Dataset records:
------------------------------------------------------------------------

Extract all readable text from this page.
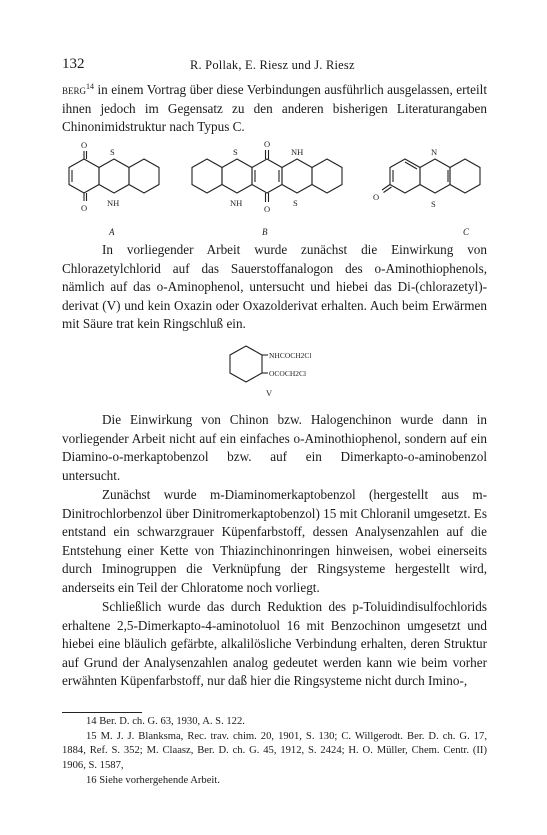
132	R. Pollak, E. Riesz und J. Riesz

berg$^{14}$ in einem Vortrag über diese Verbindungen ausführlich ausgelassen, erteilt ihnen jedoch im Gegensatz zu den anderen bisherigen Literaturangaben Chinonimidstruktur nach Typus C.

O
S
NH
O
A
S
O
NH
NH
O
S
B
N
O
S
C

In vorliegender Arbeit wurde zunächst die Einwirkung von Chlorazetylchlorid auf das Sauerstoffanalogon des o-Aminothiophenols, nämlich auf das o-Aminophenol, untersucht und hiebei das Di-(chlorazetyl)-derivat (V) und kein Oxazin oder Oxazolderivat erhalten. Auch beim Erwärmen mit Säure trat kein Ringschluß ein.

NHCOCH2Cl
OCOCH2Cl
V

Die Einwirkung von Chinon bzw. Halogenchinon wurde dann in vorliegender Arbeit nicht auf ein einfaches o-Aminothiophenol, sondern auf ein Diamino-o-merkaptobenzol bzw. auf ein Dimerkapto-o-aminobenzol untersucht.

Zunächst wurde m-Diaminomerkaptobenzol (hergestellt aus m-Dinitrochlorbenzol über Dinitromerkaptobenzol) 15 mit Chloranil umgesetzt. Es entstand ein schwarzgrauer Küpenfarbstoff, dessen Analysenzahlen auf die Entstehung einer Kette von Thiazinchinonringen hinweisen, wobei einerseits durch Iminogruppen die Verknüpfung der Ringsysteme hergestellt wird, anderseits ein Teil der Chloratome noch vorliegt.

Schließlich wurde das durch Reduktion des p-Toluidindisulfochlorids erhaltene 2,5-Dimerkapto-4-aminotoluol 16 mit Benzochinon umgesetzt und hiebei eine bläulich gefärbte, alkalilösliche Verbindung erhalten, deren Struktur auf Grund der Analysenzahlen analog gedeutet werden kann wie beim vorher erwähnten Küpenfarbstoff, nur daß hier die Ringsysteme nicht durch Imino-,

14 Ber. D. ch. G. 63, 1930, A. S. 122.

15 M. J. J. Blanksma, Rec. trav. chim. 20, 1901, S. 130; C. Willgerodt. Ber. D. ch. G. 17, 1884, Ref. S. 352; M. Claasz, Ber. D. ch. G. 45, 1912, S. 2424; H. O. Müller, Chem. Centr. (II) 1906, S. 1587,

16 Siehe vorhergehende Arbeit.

------------------------------------------------------------------------

Stated goal: Give back the whole listing as it stands, minus its pictures.

Result of the task:
Extract all readable text from this page.
132	R. Pollak, E. Riesz und J. Riesz

berg$^{14}$ in einem Vortrag über diese Verbindungen ausführlich ausgelassen, erteilt ihnen jedoch im Gegensatz zu den anderen bisherigen Literaturangaben Chinonimidstruktur nach Typus C.

O
S
NH
O
A
S
O
NH
NH
O
S
B
N
O
S
C

In vorliegender Arbeit wurde zunächst die Einwirkung von Chlorazetylchlorid auf das Sauerstoffanalogon des o-Aminothiophenols, nämlich auf das o-Aminophenol, untersucht und hiebei das Di-(chlorazetyl)-derivat (V) und kein Oxazin oder Oxazolderivat erhalten. Auch beim Erwärmen mit Säure trat kein Ringschluß ein.

NHCOCH2Cl
OCOCH2Cl
V

Die Einwirkung von Chinon bzw. Halogenchinon wurde dann in vorliegender Arbeit nicht auf ein einfaches o-Aminothiophenol, sondern auf ein Diamino-o-merkaptobenzol bzw. auf ein Dimerkapto-o-aminobenzol untersucht.

Zunächst wurde m-Diaminomerkaptobenzol (hergestellt aus m-Dinitrochlorbenzol über Dinitromerkaptobenzol) 15 mit Chloranil umgesetzt. Es entstand ein schwarzgrauer Küpenfarbstoff, dessen Analysenzahlen auf die Entstehung einer Kette von Thiazinchinonringen hinweisen, wobei einerseits durch Iminogruppen die Verknüpfung der Ringsysteme hergestellt wird, anderseits ein Teil der Chloratome noch vorliegt.

Schließlich wurde das durch Reduktion des p-Toluidindisulfochlorids erhaltene 2,5-Dimerkapto-4-aminotoluol 16 mit Benzochinon umgesetzt und hiebei eine bläulich gefärbte, alkalilösliche Verbindung erhalten, deren Struktur auf Grund der Analysenzahlen analog gedeutet werden kann wie beim vorher erwähnten Küpenfarbstoff, nur daß hier die Ringsysteme nicht durch Imino-,

14 Ber. D. ch. G. 63, 1930, A. S. 122.

15 M. J. J. Blanksma, Rec. trav. chim. 20, 1901, S. 130; C. Willgerodt. Ber. D. ch. G. 17, 1884, Ref. S. 352; M. Claasz, Ber. D. ch. G. 45, 1912, S. 2424; H. O. Müller, Chem. Centr. (II) 1906, S. 1587,

16 Siehe vorhergehende Arbeit.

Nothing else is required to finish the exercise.